__What the task requires__
How many lines of the records below contain the word "Maximum"? Answer with the number alone.

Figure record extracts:
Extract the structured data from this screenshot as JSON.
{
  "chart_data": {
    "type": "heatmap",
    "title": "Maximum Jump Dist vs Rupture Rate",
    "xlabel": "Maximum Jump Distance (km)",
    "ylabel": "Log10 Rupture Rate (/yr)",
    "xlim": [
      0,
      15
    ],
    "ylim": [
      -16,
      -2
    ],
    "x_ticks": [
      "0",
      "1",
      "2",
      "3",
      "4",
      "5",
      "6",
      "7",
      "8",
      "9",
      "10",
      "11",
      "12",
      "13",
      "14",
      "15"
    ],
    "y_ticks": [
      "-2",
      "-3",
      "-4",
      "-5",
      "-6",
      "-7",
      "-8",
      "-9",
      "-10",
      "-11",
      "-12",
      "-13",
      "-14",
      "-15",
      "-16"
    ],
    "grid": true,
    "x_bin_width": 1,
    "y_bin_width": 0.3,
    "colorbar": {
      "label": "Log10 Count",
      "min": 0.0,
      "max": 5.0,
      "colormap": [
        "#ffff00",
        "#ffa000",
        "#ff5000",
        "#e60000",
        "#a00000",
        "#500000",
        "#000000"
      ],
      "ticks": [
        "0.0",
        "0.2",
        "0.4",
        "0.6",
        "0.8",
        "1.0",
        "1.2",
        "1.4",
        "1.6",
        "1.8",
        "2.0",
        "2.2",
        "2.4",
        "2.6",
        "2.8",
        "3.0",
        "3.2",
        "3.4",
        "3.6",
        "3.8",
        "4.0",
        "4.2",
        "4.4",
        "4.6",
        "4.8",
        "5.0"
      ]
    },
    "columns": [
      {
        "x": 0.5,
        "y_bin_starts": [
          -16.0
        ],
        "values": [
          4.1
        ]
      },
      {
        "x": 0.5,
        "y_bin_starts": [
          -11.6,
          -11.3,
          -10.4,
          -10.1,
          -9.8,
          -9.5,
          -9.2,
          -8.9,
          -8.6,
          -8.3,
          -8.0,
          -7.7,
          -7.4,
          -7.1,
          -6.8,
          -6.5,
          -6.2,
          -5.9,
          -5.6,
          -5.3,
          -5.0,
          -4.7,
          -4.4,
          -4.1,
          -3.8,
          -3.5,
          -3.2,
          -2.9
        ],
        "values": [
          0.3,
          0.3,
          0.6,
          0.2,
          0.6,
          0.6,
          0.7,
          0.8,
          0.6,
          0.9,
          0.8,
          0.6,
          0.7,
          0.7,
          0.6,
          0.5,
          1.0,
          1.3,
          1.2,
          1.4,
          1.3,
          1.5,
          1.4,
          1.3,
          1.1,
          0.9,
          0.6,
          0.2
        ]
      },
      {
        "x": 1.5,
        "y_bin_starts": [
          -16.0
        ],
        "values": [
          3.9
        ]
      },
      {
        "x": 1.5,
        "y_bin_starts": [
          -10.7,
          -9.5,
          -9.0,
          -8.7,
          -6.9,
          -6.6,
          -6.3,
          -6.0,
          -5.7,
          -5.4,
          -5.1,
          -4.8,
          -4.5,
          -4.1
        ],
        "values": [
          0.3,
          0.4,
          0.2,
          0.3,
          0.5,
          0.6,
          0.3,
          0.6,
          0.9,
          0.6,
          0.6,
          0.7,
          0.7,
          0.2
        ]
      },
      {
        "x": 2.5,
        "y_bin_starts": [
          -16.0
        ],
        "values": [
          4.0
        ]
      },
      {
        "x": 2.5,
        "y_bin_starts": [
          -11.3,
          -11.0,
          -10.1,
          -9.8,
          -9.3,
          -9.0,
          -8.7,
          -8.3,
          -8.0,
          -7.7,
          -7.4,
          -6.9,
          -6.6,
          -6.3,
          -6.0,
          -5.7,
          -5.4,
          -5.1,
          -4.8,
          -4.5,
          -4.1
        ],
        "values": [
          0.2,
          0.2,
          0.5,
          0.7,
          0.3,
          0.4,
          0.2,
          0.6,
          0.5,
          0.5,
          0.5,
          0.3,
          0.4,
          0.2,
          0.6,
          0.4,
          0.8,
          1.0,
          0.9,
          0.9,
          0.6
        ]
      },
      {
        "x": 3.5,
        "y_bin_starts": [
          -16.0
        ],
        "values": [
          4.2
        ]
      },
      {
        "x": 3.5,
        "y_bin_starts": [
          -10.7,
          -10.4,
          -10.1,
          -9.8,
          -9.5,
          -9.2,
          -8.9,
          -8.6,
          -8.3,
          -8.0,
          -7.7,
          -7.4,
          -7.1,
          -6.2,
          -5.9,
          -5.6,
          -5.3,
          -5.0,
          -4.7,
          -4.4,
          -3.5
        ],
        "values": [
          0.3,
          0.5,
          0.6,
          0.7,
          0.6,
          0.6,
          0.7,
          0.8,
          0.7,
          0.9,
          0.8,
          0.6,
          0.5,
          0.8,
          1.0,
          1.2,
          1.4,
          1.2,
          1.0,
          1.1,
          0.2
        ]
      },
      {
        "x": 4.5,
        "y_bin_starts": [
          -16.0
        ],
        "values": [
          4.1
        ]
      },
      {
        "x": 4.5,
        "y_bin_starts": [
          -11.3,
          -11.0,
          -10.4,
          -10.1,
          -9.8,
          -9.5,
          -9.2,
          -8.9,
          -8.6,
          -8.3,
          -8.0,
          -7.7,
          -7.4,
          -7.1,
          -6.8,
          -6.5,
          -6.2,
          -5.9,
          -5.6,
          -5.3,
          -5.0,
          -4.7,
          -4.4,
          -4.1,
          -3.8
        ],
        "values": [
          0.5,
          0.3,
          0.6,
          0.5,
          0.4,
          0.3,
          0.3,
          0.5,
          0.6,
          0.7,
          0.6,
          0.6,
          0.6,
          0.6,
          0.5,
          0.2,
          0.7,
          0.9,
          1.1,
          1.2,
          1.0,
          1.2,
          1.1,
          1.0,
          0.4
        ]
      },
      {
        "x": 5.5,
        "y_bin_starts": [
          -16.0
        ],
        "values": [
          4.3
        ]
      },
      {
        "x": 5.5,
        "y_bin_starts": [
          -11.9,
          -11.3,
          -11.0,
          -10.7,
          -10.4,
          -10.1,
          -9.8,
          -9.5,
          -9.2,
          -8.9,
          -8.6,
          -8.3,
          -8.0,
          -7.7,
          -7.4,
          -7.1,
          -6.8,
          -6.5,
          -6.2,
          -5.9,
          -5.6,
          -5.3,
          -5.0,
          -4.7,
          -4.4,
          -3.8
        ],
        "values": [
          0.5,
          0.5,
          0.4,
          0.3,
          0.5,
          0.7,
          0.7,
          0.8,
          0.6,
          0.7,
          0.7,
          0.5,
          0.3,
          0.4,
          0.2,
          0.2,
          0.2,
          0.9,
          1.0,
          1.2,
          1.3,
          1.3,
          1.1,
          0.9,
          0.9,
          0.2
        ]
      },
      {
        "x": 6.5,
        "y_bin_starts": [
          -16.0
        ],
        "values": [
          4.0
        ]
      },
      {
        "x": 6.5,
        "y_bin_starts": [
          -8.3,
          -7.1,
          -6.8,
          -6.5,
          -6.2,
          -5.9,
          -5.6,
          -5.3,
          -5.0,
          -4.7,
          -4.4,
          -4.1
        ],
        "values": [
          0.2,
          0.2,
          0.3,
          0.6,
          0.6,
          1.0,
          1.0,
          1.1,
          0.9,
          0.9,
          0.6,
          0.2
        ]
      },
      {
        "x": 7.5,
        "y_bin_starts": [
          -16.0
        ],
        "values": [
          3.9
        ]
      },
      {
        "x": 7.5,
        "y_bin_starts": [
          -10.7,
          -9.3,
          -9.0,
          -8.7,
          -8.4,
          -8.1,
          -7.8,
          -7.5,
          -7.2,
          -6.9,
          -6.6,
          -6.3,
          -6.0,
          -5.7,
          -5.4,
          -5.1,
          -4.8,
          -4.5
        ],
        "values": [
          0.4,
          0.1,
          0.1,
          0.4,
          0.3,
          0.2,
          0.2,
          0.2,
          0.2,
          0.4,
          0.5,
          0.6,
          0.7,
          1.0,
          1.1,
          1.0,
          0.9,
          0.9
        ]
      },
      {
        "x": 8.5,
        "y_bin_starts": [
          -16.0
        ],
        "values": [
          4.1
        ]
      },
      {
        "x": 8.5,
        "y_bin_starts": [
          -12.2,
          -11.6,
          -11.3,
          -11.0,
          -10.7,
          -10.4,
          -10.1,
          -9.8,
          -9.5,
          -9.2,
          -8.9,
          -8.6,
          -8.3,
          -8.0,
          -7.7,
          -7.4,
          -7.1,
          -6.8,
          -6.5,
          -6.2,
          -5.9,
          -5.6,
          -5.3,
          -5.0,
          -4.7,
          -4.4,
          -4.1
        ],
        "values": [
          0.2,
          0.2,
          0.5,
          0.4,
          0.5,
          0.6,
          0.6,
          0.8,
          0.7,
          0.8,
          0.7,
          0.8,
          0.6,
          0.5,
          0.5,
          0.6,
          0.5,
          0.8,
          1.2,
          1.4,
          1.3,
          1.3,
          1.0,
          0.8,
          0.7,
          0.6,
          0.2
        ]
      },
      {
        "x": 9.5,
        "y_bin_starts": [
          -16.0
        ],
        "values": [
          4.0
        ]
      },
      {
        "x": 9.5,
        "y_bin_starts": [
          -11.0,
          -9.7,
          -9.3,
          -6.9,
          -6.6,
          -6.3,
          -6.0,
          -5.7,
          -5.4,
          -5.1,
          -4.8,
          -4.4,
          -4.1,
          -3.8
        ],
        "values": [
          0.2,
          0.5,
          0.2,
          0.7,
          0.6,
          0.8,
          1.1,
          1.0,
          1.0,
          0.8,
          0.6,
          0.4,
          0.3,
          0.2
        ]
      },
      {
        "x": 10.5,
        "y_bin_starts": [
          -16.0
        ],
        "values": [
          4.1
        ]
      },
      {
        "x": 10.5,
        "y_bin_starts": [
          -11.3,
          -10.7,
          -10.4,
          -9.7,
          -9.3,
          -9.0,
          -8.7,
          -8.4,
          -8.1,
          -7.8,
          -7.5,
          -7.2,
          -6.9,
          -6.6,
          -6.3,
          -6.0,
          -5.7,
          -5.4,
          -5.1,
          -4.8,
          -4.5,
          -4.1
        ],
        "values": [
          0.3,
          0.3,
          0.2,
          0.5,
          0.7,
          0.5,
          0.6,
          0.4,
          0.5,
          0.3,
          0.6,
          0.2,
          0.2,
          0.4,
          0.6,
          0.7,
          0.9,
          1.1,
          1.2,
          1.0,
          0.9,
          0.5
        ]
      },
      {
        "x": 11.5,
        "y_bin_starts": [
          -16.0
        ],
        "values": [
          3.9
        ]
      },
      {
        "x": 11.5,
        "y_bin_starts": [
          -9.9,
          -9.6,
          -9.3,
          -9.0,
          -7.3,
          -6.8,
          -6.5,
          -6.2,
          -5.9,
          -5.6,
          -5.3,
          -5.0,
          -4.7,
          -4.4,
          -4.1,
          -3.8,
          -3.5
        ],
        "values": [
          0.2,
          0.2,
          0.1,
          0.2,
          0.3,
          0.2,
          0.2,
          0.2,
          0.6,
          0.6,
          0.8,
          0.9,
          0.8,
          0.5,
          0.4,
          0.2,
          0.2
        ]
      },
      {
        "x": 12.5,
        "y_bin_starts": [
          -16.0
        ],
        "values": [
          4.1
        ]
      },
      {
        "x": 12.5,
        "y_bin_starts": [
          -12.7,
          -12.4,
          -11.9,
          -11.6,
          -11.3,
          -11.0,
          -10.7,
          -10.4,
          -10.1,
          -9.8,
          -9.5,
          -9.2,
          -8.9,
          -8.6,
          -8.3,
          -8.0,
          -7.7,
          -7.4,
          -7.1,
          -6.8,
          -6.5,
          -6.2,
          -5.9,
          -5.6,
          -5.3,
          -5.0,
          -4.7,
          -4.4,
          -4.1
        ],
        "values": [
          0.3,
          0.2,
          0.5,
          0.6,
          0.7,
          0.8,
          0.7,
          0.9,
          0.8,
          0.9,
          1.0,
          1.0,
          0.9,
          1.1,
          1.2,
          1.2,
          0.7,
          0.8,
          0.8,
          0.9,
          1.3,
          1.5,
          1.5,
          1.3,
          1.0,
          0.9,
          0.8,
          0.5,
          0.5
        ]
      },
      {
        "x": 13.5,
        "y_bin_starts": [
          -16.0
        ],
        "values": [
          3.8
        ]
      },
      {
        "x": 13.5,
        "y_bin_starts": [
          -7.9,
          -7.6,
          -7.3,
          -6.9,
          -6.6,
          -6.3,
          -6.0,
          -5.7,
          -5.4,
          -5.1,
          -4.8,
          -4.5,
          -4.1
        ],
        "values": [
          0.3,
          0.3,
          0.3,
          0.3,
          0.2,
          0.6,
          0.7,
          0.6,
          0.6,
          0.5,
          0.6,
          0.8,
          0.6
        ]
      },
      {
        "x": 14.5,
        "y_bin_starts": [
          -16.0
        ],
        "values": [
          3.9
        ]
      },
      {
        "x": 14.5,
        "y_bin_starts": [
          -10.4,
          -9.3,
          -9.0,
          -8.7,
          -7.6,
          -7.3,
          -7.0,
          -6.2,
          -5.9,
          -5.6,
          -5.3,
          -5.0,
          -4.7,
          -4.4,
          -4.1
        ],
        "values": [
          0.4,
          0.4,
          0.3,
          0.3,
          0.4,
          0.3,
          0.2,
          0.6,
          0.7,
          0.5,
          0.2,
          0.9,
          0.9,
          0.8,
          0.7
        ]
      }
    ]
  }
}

__Answer to this task__
2